■ EXERCISE DIRECTIONS ■
Work through the data and report how many lines include the string "εικονική", giving the number alone.

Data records
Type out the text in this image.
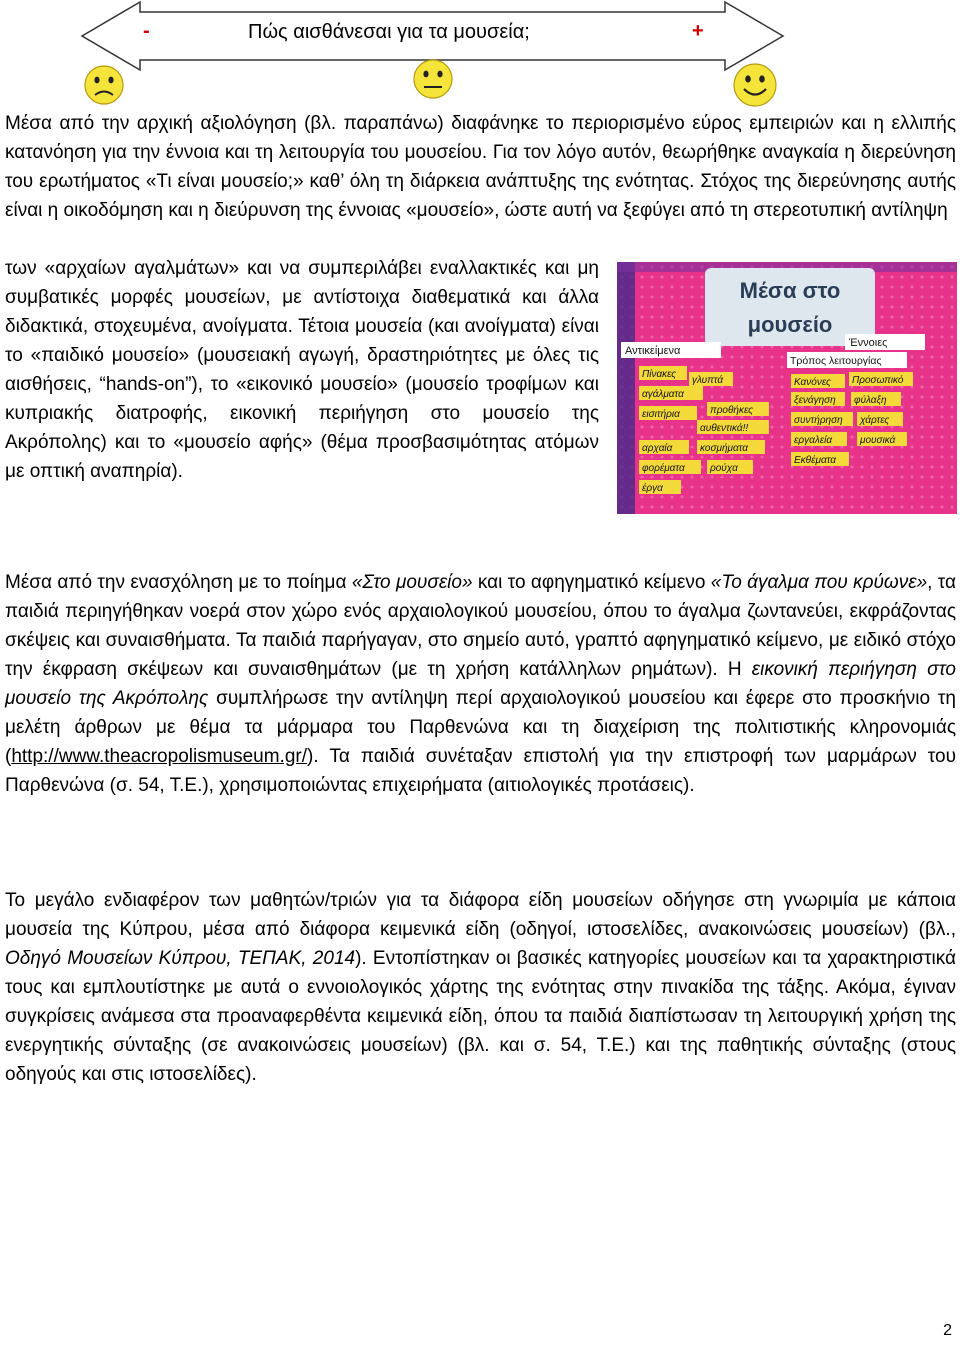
-	Πώς αισθάνεσαι για τα μουσεία;	+

Μέσα από την αρχική αξιολόγηση (βλ. παραπάνω) διαφάνηκε το περιορισμένο εύρος εμπειριών και η ελλιπής κατανόηση για την έννοια και τη λειτουργία του μουσείου. Για τον λόγο αυτόν, θεωρήθηκε αναγκαία η διερεύνηση του ερωτήματος «Τι είναι μουσείο;» καθ’ όλη τη διάρκεια ανάπτυξης της ενότητας. Στόχος της διερεύνησης αυτής είναι η οικοδόμηση και η διεύρυνση της έννοιας «μουσείο», ώστε αυτή να ξεφύγει από τη στερεοτυπική αντίληψη

των «αρχαίων αγαλμάτων» και να συμπεριλάβει εναλλακτικές και μη συμβατικές μορφές μουσείων, με αντίστοιχα διαθεματικά και άλλα διδακτικά, στοχευμένα, ανοίγματα. Τέτοια μουσεία (και ανοίγματα) είναι το «παιδικό μουσείο» (μουσειακή αγωγή, δραστηριότητες με όλες τις αισθήσεις, “hands-on”), το «εικονικό μουσείο» (μουσείο τροφίμων και κυπριακής διατροφής, εικονική περιήγηση στο μουσείο της Ακρόπολης) και το «μουσείο αφής» (θέμα προσβασιμότητας ατόμων με οπτική αναπηρία).

Μέσα στο
μουσείο
Αντικείμενα
Έννοιες
Τρόπος λειτουργίας
Πίνακες
γλυπτά
αγάλματα
Κανόνες Προσωπικό
εισιτήρια
ξενάγηση φύλαξη
προθήκες
αυθεντικά!!
αρχαία	κοσμήματα
συντήρηση χάρτες
φορέματα
εργαλεία
ρούχα
έργα
Εκθέματα
μουσικά

Μέσα από την ενασχόληση με το ποίημα «Στο μουσείο» και το αφηγηματικό κείμενο «Το άγαλμα που κρύωνε», τα παιδιά περιηγήθηκαν νοερά στον χώρο ενός αρχαιολογικού μουσείου, όπου το άγαλμα ζωντανεύει, εκφράζοντας σκέψεις και συναισθήματα. Τα παιδιά παρήγαγαν, στο σημείο αυτό, γραπτό αφηγηματικό κείμενο, με ειδικό στόχο την έκφραση σκέψεων και συναισθημάτων (με τη χρήση κατάλληλων ρημάτων). Η εικονική περιήγηση στο μουσείο της Ακρόπολης συμπλήρωσε την αντίληψη περί αρχαιολογικού μουσείου και έφερε στο προσκήνιο τη μελέτη άρθρων με θέμα τα μάρμαρα του Παρθενώνα και τη διαχείριση της πολιτιστικής κληρονομιάς (http://www.theacropolismuseum.gr/). Τα παιδιά συνέταξαν επιστολή για την επιστροφή των μαρμάρων του Παρθενώνα (σ. 54, Τ.Ε.), χρησιμοποιώντας επιχειρήματα (αιτιολογικές προτάσεις).

Το μεγάλο ενδιαφέρον των μαθητών/τριών για τα διάφορα είδη μουσείων οδήγησε στη γνωριμία με κάποια μουσεία της Κύπρου, μέσα από διάφορα κειμενικά είδη (οδηγοί, ιστοσελίδες, ανακοινώσεις μουσείων) (βλ., Οδηγό Μουσείων Κύπρου, ΤΕΠΑΚ, 2014). Εντοπίστηκαν οι βασικές κατηγορίες μουσείων και τα χαρακτηριστικά τους και εμπλουτίστηκε με αυτά ο εννοιολογικός χάρτης της ενότητας στην πινακίδα της τάξης. Ακόμα, έγιναν συγκρίσεις ανάμεσα στα προαναφερθέντα κειμενικά είδη, όπου τα παιδιά διαπίστωσαν τη λειτουργική χρήση της ενεργητικής σύνταξης (σε ανακοινώσεις μουσείων) (βλ. και σ. 54, Τ.Ε.) και της παθητικής σύνταξης (στους οδηγούς και στις ιστοσελίδες).

2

■ OUTPUT FOR THIS EXERCISE ■
2